--- START OF TEXT ---

It was a Friday in mid-March when the Classic Chicago Studio Session 1982-half of this collection was cut (and from where all the forementioned songs, except the Reed-Jackson mashup, stem). Phil was flanked by brother Buddy, on second guitar, along with saxophonist Maurice John Vaughn, keyboardist Professor Eddie Lusk and harpist Larry Cox. “Bad Luck Boy”

ransacks Albert King for nine long, loose minutes as the band forms a buffet line to bite off solos for themselves. “Winehead Woman” is instead a curt, dense, raucous smack.

It was a Sunday in mid-May when the Live in 1985-half shook the stage of London’s 100 Club. Guy and fellow Chicago guitarist Jimmy Dawkins were on the road together overseas, with this show being the final whistlestop in their U.K. tour. Guy first takes a few—seething “Sadie,” hankering “Let Me Love You, Baby”—before locking down rhythm guitar for Dawkins’ lead.

--- END OF TEXT ---

(EXERCISES TO COMPLETE)
1. In the blues album review, who played keyboards at the 1982 Chicago studio session?
2. Duplicate a passage from the blues album review, beginning at the words "It was a Sunday" and stopping after "for Dawkins’ lead.".
3. Pick up the blues album review after its last sentence and keep writing it.

--- START OF ENTRIES ---

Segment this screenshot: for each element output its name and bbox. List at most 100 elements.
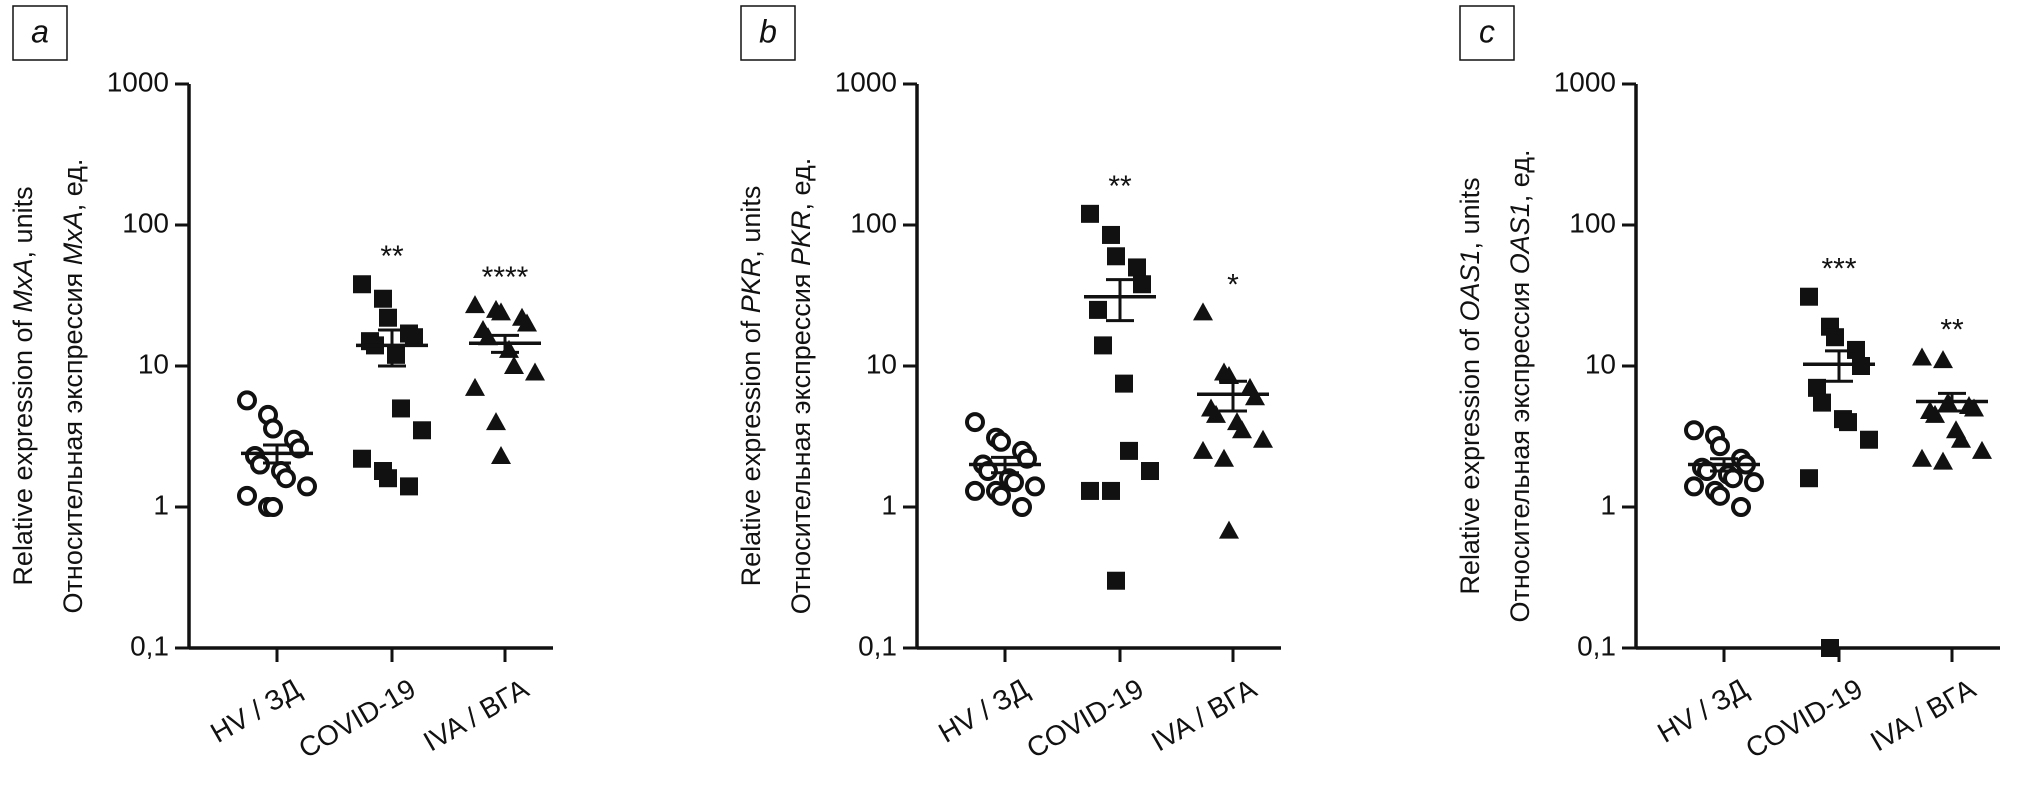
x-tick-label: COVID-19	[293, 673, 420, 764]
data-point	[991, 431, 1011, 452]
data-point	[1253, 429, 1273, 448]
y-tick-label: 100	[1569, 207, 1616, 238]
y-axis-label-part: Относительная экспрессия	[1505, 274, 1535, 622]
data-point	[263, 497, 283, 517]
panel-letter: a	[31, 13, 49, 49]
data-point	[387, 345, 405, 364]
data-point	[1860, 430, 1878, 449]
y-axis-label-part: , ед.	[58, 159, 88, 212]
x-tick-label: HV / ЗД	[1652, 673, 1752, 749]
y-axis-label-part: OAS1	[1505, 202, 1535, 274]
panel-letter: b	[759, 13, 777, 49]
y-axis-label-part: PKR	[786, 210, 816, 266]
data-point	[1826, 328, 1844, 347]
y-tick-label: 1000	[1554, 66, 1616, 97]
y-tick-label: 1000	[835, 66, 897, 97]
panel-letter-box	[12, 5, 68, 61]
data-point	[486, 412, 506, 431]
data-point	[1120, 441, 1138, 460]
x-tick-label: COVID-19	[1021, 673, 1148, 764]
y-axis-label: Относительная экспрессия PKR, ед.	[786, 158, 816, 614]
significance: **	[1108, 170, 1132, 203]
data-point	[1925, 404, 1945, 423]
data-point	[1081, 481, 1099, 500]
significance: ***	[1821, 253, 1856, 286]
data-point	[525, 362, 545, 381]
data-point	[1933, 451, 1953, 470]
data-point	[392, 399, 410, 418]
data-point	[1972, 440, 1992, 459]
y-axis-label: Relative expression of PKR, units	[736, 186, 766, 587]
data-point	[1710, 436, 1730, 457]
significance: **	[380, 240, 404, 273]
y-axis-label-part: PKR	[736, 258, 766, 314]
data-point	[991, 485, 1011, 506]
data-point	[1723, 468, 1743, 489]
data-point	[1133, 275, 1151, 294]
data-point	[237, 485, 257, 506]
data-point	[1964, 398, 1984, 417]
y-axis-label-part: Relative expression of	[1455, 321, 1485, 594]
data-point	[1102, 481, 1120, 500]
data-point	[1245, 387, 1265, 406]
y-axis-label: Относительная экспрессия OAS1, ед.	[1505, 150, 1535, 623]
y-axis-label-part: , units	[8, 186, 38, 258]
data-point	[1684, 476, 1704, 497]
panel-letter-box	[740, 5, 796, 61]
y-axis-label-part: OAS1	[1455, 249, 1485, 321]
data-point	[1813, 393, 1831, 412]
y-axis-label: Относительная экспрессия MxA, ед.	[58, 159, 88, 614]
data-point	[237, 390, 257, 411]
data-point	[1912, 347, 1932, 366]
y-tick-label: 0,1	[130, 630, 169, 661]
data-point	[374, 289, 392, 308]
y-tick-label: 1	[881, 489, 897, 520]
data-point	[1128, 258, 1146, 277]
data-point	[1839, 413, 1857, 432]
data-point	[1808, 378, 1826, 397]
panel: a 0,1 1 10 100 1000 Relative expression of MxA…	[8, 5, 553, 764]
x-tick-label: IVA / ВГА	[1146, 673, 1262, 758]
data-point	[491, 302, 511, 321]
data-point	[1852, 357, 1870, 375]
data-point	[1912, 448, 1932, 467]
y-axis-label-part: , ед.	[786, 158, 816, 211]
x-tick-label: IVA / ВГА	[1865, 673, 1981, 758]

--- END OF ENTRIES ---

(WRITTEN ANSWERS)
1. Professor Eddie Lusk

2.
It was a Sunday in mid-May when the Live in 1985-half shook the stage of London’s 100 Club. Guy and fellow Chicago guitarist Jimmy Dawkins were on the road together overseas, with this show being the final whistlestop in their U.K. tour. Guy first takes a few—seething “Sadie,” hankering “Let Me Love You, Baby”—before locking down rhythm guitar for Dawkins’ lead.

3.
They get “Easy Baby” oscillating with that Magic Sam-kind of swinging release. “That’s Alright” strolls. “You Gotta Love Somebody” and “Dust My Blues Jam” account for 18 minutes of groove between them. Yet for as dominant as Guy’s thorny barbwire and Dawkins’ steely slashes are, the true taskmaster is Michael Scott, Magic Slim’s drummer, who lays down beats like concrete slabs.

Rounding out the Live performances are a few choice souvenirs from an early-1990s BBC broadcast that evaded release. Guy sounds particularly raunchy here; downright nasty, in fact, when growl-confessing “I Once Was a Gambler” with a divinely overdriven guitar in his hands. A gnarly godsend to cap off an illuminating meet-and-greet with the other Guy, who was always

his own man.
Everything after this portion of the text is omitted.